* Textauszug:
---+---

Interkulturelle Theologie, Missionswissenschaft

Autor/Hrsg.:

Rivinius, Karl Josef

Titel/Untertitel:

Andreas Amrhein OSB und die Anfänge der Benediktinermission in Ostafrika.

Verlag:

Sankt Ottilien: EOS Editions 2019. 411 S. m. Abb. = Ottilianer Reihe, 16. Kart. EUR 39,95. ISBN 9783830679530.

Rezensent:

Michael Sievernich

Als der aus der Schweiz stammende Benediktiner Andreas Amrhein (1844–1927) die Missionsaufgabe für Mönche wiederentdeckte, war dies in der zweiten Hälfte des 19. Jh.s ein Novum. Ihm gelang es, mit Hilfe vieler Unterstützer und trotz Widerständen in Staat und Kirche, konzeptionell und finanziell Missionshäuser in Deutschland und Missionsprojekte für Afrika zu planen und auf den Weg zu bringen. Dieses monastische Projekt war eingebettet in den neuen missionarischen Aufbruch, den die Katholische Kirche ab dem Beginn des 19. Jh.s erlebte, der sich in den zahlreichen Neugrün dungen von männlichen und weiblichen Missions-Orden und -Gesellschaften widerspiegelte.
Die komplexe Geschichte Amrheins und seines Werks analysiert in diesem Buch anhand zahlreicher archivalischer Quellen der Historiker Karl Josef Rivinius, der bis zu seiner Emeritierung an der Philosophisch-Theologischen Hochschule in St. Augustin Mittlere und Neuere Kirchengeschichte lehrte, spezialisiert auf Missionsgeschichte. Zeitlich spielt die bewegte Geschichte Amrheins in der zweiten Hälfte des 19. Jh.s, in dem einerseits im Deutschen Reich die Katholiken unter dem »Kulturkampf« zu leiden hatten und in dem andererseits die von Bismarck veranstaltete Berliner Konferenz 1884/85 der europäischen Mächte fast den gesamten afrikanischen Kontinent unter sich aufteilten und im Zeitalter des Imperialismus ihre Kolonialherrschaft installierten.

---+---

* Aufgaben:
1. Fasse den Textauszug in zwei Sätzen zusammen.
2. Gib bitte den Abschnitt des Textauszugs wortgetreu wieder, der zwischen „Rivinius, Karl Josef“ und „39,95. ISBN 9783830679530.“ liegt, beide Stellen eingeschlossen.

* Erfasste Daten:
---+---

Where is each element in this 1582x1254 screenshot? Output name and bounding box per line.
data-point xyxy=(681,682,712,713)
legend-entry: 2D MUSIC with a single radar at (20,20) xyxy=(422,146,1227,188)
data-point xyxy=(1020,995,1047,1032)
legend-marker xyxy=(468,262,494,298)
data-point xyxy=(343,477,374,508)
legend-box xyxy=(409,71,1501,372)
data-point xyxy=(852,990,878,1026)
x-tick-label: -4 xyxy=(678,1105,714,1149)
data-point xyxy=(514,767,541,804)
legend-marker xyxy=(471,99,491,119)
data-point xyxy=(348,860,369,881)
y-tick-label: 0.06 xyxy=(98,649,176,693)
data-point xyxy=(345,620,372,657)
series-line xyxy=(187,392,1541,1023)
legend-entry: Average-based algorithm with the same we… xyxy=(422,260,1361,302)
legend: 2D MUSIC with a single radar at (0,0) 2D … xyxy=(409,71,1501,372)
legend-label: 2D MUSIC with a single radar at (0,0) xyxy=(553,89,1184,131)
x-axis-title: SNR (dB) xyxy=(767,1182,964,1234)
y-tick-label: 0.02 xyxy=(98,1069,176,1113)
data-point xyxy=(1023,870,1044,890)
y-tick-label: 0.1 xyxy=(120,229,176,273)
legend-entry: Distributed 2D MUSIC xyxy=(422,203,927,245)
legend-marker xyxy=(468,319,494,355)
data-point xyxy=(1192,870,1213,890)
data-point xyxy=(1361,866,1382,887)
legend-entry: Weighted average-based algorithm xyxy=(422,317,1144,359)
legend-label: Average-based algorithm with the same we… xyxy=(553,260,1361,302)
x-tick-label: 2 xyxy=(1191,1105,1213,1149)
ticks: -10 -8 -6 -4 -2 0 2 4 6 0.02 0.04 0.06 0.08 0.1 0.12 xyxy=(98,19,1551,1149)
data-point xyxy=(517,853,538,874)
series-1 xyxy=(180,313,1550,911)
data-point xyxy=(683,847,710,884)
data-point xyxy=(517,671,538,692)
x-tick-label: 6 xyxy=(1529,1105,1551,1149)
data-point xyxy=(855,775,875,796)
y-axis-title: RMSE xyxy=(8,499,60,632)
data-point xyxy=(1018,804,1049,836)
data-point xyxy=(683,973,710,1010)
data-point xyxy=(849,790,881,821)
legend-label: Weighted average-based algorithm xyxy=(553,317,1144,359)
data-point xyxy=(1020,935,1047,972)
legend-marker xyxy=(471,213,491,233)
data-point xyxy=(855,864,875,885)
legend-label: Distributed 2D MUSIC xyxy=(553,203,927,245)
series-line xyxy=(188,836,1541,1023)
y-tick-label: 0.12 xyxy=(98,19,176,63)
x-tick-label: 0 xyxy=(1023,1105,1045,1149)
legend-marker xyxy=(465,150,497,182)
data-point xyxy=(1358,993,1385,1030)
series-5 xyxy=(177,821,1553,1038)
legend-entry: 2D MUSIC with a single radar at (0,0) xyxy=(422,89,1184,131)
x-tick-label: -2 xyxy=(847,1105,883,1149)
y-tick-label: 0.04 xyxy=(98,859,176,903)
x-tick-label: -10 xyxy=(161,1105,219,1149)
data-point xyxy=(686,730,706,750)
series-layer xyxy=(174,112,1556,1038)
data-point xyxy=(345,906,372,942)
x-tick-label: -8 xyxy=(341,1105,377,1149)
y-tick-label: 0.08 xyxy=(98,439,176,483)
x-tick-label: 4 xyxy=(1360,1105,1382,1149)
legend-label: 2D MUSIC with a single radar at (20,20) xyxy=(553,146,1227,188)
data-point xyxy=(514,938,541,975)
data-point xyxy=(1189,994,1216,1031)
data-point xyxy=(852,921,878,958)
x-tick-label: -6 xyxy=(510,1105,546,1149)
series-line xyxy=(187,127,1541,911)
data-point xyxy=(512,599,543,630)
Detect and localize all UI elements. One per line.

---+---

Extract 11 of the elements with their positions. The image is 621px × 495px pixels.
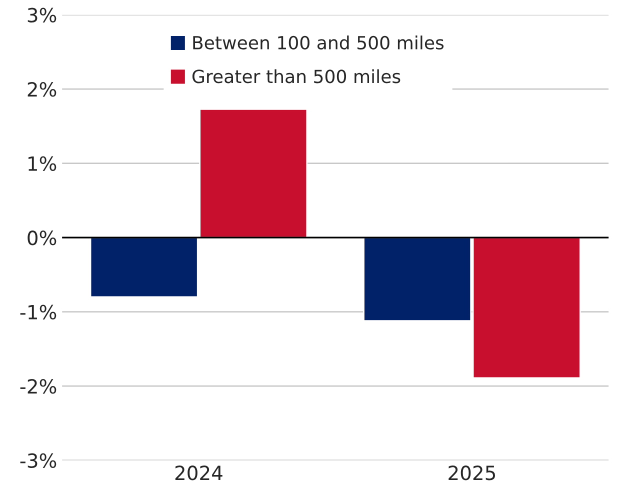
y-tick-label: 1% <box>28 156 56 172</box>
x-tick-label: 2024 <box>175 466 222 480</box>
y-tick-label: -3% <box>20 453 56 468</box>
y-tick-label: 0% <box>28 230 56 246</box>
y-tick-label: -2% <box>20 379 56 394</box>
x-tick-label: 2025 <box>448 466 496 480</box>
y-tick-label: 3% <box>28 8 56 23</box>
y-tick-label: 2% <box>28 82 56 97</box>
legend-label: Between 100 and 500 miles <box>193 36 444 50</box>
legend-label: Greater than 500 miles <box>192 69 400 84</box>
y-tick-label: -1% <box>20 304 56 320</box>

---+---

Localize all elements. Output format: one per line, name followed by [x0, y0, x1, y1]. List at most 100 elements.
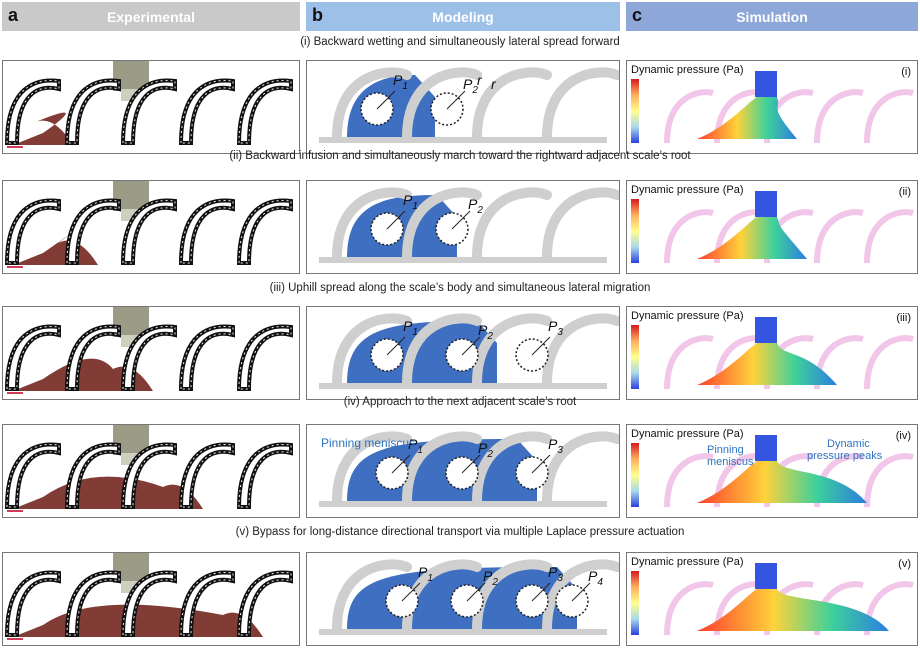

---+---

* Lösungen:
1. Der aus der Schweiz stammende Benediktiner Andreas Amrhein (1844–1927) entdeckte in der zweiten Hälfte des 19. Jahrhunderts die Missionsaufgabe für Mönche wieder und brachte trotz Widerständen in Staat und Kirche Missionshäuser in Deutschland und Missionsprojekte für Afrika auf den Weg. Der Historiker Karl Josef Rivinius analysiert diese Geschichte anhand zahlreicher archivalischer Quellen vor dem Hintergrund des »Kulturkampfs« und der Aufteilung Afrikas durch die europäischen Mächte auf der Berliner Konferenz 1884/85.

2.
Rivinius, Karl Josef

Titel/Untertitel:

Andreas Amrhein OSB und die Anfänge der Benediktinermission in Ostafrika.

Verlag:

Sankt Ottilien: EOS Editions 2019. 411 S. m. Abb. = Ottilianer Reihe, 16. Kart. EUR 39,95. ISBN 9783830679530.